**Instructions to follow**
Report every line of the records that contains the word "proteins".

::: Supplied data :::

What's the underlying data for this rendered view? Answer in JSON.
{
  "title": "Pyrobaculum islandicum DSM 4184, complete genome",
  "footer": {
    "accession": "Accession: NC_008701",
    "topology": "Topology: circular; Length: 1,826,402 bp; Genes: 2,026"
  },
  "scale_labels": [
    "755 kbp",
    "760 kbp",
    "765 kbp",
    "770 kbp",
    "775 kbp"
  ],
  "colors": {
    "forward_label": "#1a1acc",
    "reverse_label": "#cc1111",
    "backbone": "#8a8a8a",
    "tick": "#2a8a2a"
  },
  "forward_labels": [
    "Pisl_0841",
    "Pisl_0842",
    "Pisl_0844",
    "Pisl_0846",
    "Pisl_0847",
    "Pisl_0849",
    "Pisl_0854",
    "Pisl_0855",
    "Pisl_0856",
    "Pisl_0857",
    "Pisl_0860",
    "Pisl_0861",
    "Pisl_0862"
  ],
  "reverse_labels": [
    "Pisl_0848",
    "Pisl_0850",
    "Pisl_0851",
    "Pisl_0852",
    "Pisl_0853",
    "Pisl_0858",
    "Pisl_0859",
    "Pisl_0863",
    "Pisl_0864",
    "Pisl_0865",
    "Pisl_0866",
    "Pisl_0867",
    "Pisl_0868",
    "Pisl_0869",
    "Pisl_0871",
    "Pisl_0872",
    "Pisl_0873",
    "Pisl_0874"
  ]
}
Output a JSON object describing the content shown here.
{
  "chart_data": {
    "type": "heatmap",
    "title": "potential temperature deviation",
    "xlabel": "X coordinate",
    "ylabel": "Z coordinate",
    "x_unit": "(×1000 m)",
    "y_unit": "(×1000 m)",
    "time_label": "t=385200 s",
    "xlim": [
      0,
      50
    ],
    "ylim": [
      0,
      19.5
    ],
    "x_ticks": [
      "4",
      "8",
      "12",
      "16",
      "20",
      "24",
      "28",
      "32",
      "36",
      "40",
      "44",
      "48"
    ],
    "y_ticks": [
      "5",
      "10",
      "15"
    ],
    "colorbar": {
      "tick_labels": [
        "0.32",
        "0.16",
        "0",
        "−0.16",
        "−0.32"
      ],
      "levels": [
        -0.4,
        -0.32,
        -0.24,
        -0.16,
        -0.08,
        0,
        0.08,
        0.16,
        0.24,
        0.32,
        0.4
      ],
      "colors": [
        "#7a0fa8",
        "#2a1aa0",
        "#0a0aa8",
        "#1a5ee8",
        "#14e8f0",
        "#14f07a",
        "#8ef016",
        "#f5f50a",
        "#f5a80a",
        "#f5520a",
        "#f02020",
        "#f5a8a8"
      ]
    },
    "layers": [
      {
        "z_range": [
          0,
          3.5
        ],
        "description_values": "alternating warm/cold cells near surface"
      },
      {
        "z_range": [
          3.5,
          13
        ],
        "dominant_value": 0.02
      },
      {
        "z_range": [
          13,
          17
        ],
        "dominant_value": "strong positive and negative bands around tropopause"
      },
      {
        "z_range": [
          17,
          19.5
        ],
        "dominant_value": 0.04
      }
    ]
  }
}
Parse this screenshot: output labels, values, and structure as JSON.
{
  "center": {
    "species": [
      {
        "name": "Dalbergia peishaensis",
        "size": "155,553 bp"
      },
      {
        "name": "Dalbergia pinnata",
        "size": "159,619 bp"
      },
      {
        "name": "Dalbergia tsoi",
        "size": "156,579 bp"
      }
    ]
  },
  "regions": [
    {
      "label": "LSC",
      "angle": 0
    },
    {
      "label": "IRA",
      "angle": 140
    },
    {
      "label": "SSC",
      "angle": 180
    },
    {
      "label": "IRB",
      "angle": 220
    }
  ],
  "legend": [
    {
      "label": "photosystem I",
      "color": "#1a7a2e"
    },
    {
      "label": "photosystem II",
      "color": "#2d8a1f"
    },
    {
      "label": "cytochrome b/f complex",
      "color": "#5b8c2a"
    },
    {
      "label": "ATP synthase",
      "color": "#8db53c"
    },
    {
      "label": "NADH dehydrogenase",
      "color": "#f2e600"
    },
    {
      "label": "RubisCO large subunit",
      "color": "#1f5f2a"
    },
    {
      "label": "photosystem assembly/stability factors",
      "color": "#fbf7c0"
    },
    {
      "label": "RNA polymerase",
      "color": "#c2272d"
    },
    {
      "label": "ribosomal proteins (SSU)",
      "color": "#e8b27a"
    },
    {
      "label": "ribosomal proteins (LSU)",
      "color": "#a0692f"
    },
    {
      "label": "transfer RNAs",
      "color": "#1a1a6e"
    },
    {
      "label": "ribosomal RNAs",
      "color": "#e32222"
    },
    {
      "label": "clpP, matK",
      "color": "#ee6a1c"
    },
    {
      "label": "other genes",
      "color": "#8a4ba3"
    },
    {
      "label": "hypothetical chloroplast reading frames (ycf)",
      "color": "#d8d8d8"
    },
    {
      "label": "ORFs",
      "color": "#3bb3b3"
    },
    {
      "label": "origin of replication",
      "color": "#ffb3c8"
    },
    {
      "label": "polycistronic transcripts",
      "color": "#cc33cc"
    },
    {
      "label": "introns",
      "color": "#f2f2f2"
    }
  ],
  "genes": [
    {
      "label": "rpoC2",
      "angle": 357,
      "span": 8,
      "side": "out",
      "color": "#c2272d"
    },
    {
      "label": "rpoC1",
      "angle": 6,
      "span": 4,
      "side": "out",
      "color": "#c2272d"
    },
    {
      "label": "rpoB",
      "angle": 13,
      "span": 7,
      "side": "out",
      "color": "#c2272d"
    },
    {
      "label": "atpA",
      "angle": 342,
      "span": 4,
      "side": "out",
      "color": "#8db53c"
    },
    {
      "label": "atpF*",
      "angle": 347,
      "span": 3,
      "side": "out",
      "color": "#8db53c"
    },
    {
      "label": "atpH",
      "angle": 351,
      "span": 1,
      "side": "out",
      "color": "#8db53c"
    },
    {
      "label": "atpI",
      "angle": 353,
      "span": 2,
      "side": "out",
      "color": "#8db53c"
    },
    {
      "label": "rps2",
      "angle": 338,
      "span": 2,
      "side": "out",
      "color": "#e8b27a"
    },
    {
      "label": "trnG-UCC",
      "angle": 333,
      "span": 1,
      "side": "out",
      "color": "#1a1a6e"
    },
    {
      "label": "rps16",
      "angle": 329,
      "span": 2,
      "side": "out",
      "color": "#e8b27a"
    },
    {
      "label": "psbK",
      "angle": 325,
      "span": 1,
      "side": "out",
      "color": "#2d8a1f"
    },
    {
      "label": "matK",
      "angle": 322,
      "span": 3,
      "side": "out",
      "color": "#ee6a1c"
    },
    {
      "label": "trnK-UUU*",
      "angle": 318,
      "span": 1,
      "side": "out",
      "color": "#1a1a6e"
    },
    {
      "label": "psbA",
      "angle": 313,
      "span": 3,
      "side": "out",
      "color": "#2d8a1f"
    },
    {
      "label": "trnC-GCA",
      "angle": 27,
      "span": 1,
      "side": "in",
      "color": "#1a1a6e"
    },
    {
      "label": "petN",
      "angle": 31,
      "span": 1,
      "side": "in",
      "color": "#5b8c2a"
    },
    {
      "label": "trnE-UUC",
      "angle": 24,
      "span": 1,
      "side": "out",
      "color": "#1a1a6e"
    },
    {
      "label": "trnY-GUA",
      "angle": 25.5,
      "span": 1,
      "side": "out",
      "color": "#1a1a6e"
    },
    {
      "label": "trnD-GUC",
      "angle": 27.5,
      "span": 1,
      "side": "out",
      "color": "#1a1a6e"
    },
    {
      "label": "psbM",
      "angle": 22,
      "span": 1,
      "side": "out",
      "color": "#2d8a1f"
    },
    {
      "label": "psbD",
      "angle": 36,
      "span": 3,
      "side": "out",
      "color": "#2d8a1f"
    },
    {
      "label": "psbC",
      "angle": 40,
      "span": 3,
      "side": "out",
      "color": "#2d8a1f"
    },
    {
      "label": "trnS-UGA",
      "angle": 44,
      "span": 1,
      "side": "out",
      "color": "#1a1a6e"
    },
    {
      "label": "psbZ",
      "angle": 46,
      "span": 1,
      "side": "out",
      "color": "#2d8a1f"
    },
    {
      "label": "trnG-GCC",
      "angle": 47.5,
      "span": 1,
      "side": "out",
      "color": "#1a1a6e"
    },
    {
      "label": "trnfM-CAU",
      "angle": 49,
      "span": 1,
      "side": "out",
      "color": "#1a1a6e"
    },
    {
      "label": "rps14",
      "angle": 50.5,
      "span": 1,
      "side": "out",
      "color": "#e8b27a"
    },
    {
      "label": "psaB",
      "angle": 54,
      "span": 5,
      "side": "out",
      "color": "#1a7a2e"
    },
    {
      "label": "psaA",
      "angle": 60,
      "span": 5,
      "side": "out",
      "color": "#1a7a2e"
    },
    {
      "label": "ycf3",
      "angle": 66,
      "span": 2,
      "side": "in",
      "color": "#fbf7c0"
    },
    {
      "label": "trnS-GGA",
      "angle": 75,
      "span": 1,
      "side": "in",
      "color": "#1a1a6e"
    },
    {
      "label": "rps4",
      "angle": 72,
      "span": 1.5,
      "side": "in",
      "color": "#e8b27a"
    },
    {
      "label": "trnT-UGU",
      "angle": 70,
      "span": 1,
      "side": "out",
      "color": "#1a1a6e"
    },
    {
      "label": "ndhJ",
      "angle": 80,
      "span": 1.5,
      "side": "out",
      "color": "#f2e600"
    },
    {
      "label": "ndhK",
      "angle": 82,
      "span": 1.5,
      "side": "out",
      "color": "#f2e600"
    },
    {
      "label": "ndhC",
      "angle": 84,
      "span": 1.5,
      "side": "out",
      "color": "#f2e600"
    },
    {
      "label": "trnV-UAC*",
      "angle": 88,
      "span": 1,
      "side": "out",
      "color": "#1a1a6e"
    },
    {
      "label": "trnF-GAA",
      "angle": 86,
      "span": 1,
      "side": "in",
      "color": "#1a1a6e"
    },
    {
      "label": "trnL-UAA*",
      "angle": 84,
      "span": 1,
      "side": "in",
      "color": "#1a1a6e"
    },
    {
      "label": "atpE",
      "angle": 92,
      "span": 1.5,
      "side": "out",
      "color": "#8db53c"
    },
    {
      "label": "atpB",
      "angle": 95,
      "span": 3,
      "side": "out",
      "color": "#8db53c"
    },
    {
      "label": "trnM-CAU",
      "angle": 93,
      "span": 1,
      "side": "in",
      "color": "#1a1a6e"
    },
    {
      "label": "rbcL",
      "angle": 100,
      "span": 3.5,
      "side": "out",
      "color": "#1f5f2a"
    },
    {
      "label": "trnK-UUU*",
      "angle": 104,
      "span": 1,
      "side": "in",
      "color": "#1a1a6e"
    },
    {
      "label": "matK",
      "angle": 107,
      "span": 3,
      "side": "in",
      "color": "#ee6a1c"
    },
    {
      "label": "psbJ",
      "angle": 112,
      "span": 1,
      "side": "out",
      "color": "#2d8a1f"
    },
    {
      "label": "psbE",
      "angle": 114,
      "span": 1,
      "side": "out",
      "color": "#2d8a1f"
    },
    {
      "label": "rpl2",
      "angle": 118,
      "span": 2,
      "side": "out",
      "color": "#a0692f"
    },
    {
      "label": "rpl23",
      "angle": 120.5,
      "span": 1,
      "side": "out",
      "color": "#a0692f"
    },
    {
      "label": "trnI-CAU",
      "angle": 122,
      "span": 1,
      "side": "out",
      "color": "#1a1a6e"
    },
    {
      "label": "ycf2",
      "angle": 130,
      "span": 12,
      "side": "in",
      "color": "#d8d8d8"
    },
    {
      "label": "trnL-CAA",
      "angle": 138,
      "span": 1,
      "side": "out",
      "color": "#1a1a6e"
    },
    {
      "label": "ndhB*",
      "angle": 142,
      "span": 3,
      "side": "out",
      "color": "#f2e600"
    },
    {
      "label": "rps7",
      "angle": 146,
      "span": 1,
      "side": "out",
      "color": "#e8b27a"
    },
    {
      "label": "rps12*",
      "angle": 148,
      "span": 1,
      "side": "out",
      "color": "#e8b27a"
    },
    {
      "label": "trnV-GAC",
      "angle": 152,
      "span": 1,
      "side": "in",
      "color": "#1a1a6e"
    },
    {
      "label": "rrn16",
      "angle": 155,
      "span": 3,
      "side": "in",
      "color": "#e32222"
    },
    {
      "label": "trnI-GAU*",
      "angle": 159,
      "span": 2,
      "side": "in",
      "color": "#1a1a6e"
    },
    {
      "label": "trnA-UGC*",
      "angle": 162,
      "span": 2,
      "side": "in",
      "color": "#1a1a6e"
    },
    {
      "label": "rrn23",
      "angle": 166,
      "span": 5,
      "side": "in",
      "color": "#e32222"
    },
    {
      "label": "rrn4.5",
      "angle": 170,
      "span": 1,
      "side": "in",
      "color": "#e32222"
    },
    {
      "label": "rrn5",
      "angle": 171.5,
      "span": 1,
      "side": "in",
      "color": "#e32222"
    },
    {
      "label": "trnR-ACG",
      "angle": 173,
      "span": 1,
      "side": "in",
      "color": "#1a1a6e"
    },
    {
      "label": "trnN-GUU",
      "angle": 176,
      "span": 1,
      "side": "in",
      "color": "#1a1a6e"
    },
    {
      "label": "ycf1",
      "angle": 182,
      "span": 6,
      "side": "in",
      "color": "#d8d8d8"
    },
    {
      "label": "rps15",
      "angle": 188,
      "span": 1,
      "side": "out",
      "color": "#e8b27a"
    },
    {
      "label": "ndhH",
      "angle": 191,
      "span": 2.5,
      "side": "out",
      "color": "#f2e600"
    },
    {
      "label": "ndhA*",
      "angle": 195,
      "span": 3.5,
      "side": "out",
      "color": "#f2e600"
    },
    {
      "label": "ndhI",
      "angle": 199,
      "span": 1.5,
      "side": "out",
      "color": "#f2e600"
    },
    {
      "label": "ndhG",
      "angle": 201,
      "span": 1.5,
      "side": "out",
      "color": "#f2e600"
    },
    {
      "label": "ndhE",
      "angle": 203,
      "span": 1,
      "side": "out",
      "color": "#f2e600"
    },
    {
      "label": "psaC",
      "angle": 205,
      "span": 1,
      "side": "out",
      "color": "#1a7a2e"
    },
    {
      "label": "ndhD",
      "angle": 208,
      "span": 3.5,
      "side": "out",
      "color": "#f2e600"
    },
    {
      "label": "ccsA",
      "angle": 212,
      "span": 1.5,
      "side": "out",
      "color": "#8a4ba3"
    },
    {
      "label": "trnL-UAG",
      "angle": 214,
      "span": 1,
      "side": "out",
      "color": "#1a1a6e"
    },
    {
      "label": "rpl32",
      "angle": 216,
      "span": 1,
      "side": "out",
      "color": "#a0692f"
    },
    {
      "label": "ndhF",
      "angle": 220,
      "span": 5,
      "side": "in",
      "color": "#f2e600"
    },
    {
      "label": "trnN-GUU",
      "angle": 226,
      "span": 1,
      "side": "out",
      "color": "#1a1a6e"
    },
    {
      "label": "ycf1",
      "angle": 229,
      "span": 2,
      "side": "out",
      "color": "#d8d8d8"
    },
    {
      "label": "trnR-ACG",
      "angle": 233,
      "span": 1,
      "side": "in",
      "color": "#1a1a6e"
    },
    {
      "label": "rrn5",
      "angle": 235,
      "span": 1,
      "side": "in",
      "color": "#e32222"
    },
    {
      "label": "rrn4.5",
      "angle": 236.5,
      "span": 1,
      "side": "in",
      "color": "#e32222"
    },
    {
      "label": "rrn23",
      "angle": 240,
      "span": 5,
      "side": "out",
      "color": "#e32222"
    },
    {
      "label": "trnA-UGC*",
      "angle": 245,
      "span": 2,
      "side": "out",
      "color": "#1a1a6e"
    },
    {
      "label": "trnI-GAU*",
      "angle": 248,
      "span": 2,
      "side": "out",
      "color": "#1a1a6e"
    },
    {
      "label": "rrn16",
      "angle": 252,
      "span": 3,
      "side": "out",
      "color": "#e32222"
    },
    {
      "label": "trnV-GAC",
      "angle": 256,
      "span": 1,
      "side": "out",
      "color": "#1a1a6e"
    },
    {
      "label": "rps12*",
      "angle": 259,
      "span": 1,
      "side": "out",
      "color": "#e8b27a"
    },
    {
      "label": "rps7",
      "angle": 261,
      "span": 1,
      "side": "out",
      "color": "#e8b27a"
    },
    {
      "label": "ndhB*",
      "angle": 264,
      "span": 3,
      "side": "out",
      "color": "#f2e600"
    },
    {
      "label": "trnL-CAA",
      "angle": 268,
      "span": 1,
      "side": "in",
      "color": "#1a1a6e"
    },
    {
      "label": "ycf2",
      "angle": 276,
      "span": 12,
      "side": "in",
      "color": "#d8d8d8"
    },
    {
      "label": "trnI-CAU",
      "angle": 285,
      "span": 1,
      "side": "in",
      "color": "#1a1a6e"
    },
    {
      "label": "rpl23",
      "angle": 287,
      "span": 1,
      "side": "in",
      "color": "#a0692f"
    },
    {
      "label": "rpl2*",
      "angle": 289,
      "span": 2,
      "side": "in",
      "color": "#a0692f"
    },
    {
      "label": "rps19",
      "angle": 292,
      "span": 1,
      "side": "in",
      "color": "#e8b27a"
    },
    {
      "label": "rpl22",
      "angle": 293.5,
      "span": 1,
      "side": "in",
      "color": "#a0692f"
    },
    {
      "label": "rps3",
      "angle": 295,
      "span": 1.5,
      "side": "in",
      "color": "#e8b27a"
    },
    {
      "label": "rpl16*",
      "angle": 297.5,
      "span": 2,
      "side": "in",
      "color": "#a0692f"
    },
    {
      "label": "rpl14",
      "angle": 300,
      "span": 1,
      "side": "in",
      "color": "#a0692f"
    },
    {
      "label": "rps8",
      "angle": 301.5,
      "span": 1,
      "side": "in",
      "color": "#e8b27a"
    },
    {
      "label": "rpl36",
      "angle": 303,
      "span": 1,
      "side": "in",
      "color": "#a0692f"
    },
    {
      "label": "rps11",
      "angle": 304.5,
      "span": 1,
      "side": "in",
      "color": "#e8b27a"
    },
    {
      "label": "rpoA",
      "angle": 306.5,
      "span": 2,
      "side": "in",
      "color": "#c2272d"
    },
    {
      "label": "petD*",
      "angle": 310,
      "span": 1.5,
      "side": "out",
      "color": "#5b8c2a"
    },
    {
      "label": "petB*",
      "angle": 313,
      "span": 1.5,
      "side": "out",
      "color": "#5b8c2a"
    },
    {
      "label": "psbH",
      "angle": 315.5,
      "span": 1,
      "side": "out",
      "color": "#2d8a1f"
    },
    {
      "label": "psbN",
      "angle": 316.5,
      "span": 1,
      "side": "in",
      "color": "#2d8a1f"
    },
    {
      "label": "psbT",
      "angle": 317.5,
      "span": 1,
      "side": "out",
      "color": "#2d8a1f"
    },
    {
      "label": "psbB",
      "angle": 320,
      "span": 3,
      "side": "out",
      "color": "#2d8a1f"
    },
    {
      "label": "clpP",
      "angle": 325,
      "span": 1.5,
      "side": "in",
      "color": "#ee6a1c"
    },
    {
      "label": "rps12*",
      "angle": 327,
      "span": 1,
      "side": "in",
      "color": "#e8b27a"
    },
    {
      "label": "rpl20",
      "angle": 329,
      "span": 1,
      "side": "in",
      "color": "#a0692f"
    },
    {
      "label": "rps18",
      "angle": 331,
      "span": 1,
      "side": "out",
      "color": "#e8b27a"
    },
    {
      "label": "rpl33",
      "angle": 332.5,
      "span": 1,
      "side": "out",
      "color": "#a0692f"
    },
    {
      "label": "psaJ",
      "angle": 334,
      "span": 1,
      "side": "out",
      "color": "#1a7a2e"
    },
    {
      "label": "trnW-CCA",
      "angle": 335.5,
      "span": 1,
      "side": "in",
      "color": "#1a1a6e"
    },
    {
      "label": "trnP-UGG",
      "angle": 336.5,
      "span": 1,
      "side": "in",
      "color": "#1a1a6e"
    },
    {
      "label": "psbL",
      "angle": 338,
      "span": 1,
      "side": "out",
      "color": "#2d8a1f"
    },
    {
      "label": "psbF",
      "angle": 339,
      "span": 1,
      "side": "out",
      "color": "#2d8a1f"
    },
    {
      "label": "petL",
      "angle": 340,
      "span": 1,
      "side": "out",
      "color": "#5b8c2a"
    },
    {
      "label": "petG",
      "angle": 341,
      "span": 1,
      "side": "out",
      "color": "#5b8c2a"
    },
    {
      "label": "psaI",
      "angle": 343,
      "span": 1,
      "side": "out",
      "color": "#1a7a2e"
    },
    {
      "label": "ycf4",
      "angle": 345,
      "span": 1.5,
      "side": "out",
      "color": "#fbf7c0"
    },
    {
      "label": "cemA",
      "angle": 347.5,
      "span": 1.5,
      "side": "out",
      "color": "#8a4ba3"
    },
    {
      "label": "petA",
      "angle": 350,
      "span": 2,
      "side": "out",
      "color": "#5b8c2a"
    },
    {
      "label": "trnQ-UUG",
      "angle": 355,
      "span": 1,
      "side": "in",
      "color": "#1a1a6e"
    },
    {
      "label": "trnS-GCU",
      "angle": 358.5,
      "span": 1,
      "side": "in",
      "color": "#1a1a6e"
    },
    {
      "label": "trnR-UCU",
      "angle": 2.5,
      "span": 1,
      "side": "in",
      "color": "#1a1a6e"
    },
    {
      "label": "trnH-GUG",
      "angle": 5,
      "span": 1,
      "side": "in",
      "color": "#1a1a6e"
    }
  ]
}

:::

**Solution to this exercise**
      "label": "ribosomal proteins (SSU)",
      "label": "ribosomal proteins (LSU)",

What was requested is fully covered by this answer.